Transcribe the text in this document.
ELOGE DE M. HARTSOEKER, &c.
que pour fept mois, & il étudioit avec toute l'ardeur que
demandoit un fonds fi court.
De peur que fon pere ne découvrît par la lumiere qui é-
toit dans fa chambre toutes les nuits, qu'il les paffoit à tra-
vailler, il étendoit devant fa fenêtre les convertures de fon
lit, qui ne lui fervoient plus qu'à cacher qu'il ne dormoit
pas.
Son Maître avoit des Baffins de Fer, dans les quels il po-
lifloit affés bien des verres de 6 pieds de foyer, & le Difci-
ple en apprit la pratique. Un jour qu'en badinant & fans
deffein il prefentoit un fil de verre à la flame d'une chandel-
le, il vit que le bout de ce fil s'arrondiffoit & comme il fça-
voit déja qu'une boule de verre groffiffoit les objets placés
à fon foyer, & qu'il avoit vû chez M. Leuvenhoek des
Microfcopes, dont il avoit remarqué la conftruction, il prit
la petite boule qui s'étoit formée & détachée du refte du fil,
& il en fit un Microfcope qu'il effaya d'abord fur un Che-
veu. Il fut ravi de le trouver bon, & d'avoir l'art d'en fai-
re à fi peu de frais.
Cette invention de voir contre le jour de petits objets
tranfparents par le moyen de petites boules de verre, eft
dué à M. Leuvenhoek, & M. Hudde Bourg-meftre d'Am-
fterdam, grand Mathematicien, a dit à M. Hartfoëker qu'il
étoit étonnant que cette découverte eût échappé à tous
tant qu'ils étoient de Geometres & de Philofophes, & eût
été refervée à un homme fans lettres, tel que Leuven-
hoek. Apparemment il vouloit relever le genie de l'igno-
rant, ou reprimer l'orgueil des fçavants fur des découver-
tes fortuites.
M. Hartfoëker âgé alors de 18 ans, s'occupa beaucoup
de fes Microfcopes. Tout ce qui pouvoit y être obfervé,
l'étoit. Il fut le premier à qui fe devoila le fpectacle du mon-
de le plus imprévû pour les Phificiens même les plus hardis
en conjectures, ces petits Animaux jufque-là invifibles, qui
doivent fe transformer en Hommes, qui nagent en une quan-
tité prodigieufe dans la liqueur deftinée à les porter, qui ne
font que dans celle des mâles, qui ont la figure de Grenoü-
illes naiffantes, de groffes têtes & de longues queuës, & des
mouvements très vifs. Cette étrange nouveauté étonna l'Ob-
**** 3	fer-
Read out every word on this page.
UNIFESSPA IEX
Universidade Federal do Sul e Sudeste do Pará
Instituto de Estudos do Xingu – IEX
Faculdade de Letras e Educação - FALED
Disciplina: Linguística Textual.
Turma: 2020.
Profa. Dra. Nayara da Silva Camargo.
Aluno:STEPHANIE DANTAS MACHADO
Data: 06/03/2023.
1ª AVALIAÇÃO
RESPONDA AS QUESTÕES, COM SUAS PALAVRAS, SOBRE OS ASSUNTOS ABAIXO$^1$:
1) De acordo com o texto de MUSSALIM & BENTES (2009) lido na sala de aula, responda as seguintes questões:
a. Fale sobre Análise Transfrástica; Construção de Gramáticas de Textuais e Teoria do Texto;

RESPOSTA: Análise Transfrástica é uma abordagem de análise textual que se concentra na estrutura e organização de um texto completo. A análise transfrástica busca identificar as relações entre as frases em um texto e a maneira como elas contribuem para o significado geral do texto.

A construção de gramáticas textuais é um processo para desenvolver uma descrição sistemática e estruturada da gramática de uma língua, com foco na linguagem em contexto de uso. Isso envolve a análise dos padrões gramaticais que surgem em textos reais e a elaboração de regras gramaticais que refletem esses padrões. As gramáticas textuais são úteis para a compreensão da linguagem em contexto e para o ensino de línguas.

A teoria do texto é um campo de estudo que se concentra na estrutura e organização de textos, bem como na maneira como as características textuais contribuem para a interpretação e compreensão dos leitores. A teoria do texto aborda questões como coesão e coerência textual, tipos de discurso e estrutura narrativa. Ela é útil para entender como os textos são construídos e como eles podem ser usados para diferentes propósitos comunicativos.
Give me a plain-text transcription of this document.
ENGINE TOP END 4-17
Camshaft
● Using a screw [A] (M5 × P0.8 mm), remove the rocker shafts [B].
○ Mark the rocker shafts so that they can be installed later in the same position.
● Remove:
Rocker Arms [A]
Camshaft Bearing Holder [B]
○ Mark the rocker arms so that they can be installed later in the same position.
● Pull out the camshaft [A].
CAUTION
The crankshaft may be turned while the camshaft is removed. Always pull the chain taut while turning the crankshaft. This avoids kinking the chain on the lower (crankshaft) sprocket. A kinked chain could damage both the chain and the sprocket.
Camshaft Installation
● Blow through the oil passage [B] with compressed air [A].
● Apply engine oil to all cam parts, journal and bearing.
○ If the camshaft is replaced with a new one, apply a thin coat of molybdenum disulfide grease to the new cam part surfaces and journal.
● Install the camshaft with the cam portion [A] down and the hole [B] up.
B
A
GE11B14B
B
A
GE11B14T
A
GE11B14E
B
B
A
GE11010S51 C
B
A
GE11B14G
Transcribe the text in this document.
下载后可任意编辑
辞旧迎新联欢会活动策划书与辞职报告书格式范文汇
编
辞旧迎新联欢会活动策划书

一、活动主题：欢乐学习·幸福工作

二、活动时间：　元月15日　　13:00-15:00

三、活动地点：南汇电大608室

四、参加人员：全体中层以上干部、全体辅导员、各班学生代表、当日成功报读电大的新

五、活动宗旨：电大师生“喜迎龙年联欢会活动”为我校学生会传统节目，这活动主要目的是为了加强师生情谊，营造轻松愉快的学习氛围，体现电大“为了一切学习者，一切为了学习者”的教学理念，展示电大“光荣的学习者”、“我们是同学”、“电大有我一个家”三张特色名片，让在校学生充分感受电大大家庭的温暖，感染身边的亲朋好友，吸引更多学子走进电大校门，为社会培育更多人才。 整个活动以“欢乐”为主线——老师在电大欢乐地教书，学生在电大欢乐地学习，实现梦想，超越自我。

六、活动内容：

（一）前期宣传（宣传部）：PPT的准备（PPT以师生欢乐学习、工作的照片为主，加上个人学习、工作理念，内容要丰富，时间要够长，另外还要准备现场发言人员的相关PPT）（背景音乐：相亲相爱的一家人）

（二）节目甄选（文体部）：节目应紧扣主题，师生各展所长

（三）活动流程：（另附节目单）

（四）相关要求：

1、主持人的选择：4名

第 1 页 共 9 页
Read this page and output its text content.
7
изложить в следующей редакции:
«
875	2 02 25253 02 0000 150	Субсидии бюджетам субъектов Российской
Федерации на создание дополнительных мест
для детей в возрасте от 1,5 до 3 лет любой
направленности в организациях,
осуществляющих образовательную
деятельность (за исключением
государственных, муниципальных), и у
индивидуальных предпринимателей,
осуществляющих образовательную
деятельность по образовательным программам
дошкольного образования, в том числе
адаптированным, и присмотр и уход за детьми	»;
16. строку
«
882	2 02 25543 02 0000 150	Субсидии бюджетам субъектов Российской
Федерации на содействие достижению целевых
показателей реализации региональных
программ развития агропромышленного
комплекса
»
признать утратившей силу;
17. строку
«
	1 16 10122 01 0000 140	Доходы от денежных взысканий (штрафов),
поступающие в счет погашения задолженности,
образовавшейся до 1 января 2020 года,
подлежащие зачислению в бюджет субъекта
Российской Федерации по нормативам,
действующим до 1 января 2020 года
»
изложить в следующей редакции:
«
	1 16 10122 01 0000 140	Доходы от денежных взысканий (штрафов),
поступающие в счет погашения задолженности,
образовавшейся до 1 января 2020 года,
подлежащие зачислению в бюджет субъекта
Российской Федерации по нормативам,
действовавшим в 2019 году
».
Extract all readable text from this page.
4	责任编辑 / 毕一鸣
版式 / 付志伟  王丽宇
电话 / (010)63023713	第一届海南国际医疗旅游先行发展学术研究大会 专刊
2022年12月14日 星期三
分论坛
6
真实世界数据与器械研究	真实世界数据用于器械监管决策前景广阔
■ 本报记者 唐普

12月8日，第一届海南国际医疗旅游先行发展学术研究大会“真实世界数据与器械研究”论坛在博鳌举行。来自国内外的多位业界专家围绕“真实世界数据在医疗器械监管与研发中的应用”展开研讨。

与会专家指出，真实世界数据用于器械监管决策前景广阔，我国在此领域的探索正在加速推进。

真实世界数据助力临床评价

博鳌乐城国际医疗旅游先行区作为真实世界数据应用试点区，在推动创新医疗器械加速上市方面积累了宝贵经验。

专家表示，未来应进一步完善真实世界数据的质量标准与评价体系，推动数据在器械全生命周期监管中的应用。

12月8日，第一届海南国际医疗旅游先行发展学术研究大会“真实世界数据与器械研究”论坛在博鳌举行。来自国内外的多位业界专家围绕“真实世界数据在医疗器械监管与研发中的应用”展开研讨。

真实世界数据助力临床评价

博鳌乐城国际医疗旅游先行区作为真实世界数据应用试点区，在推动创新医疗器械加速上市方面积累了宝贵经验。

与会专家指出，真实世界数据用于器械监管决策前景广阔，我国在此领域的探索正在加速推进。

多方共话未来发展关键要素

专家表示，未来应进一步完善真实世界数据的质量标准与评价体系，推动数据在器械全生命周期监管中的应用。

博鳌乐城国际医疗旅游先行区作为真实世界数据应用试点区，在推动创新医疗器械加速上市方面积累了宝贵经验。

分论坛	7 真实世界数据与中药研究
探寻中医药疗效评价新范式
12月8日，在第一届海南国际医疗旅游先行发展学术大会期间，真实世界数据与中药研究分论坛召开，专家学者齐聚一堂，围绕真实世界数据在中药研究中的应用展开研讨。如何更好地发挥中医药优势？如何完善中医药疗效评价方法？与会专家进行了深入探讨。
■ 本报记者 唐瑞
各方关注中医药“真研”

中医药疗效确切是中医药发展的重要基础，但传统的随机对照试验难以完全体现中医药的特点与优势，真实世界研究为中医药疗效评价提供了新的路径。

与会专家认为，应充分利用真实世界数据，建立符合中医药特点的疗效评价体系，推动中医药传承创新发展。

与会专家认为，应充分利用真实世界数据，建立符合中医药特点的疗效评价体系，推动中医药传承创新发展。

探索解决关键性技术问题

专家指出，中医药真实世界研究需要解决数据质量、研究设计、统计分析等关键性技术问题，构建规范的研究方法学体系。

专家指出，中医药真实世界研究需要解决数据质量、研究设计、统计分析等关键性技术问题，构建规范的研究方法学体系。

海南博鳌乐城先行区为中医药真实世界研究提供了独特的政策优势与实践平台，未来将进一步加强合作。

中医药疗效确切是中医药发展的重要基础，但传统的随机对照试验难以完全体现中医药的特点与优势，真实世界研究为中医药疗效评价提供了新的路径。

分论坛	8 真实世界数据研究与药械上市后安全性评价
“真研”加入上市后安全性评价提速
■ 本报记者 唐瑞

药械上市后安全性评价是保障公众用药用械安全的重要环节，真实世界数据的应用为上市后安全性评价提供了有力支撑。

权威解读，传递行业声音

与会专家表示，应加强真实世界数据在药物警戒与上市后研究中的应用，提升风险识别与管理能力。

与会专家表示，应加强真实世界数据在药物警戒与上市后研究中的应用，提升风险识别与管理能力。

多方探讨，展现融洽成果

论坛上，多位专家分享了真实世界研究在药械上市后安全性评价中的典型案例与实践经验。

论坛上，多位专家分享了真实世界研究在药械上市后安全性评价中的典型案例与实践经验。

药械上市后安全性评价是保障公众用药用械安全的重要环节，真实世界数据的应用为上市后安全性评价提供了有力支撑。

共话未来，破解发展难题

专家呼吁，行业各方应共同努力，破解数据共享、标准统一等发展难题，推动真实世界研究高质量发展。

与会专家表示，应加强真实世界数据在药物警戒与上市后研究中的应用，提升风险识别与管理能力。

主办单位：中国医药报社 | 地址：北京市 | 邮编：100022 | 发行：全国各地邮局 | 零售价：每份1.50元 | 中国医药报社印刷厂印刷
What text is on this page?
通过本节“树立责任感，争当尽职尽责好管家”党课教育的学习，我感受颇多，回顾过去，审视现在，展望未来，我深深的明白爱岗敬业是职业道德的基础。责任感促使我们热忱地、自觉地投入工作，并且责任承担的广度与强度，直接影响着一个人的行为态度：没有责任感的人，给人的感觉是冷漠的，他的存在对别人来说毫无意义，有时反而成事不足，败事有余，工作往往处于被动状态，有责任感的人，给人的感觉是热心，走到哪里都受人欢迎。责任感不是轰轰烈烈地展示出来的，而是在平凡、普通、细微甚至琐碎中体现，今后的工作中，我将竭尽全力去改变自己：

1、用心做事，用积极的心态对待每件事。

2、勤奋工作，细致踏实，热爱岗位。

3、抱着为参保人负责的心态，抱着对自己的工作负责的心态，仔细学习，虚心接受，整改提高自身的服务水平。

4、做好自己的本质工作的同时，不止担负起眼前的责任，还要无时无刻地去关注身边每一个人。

**Your instructions**
Among these entries, how many lines include the string "Российской"? Reply with the number by itself.

**Task answer**
4